▸ **EXTRACTED INFORMATION**:
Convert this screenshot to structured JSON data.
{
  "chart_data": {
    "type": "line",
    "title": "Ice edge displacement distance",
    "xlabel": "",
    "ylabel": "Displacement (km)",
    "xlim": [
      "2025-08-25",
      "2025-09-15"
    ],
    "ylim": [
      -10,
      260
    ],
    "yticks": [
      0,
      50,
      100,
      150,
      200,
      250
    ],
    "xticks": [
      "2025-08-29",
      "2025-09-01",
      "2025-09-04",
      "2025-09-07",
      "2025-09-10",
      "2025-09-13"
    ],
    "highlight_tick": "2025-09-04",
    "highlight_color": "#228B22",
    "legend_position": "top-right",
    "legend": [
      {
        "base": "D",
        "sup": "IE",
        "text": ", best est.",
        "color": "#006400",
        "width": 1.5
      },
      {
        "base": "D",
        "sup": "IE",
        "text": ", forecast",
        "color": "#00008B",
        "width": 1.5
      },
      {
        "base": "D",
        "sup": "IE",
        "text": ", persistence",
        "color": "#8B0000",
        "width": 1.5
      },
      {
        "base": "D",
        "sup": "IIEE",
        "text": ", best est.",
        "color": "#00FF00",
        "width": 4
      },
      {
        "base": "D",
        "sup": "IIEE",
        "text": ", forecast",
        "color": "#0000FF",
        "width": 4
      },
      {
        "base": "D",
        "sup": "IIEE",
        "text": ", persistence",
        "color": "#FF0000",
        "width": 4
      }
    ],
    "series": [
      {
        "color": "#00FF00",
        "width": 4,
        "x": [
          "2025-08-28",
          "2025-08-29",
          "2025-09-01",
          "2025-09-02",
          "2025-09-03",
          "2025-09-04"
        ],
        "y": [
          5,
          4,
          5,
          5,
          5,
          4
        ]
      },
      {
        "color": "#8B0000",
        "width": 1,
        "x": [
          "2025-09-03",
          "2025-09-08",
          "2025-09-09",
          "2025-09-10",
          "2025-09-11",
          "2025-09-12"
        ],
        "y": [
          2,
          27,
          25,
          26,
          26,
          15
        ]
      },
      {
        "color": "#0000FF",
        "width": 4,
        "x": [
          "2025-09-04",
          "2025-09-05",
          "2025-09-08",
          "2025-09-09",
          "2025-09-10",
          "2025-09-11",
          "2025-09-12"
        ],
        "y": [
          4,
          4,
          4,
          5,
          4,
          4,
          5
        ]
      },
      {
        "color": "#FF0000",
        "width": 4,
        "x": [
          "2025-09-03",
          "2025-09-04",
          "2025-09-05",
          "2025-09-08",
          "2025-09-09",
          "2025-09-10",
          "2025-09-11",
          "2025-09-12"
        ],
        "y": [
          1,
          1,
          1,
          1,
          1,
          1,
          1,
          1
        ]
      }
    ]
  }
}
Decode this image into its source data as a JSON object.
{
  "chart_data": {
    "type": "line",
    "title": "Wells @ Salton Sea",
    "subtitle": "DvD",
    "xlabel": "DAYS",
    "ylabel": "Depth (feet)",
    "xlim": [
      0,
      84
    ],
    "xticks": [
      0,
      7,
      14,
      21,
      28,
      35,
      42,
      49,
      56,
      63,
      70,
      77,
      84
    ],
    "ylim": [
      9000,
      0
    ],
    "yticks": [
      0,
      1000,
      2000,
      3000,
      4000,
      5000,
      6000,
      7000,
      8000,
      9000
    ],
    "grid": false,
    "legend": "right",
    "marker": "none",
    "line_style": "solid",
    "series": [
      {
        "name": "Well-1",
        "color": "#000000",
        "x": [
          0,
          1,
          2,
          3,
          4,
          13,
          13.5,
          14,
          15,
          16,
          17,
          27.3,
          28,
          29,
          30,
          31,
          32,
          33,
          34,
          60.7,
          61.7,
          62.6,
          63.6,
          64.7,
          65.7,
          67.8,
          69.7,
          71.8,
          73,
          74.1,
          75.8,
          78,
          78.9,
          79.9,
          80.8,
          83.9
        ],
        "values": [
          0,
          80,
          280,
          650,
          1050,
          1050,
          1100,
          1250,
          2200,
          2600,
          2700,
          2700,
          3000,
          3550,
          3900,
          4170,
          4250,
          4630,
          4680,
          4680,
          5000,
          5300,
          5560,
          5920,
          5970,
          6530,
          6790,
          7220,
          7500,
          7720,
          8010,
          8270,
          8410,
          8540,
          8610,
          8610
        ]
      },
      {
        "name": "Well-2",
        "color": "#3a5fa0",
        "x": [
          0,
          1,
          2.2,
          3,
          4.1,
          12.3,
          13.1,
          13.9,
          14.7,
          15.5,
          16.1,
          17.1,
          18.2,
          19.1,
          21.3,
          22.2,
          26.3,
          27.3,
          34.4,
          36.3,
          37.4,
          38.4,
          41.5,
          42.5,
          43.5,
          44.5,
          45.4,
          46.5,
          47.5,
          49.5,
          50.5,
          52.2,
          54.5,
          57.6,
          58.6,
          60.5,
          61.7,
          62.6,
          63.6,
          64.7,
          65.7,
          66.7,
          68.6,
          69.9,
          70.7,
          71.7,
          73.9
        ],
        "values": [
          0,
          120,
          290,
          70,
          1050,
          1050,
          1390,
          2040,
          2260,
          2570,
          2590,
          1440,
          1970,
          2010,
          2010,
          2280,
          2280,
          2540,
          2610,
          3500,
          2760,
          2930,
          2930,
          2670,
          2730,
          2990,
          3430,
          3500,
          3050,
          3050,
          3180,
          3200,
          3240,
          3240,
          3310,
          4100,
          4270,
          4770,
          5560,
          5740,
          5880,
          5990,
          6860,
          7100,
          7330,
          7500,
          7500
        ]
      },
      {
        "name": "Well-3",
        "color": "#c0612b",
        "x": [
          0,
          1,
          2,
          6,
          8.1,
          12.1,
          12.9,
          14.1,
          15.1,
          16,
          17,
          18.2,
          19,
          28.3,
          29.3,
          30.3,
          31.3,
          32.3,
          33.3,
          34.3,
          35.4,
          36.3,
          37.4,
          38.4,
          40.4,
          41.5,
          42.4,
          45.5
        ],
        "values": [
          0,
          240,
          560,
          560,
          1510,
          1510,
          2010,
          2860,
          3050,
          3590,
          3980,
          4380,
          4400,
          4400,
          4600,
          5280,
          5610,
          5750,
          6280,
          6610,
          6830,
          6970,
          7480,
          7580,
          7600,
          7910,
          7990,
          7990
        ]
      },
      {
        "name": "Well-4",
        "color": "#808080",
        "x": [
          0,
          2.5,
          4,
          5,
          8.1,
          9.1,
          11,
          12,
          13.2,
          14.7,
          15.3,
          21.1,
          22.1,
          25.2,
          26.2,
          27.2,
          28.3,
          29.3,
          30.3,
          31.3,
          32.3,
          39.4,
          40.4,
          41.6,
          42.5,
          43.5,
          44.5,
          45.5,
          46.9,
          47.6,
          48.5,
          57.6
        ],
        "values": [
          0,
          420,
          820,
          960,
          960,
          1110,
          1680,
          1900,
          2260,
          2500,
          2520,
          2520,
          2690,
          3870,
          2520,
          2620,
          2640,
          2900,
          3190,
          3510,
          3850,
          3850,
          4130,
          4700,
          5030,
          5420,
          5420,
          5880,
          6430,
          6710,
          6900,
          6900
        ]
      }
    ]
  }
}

▸ **REQUIREMENTS**:
Go over the records above line by line and count those holding the word "name". Reply only with the number.

▸ **RIGHT ANSWER**:
4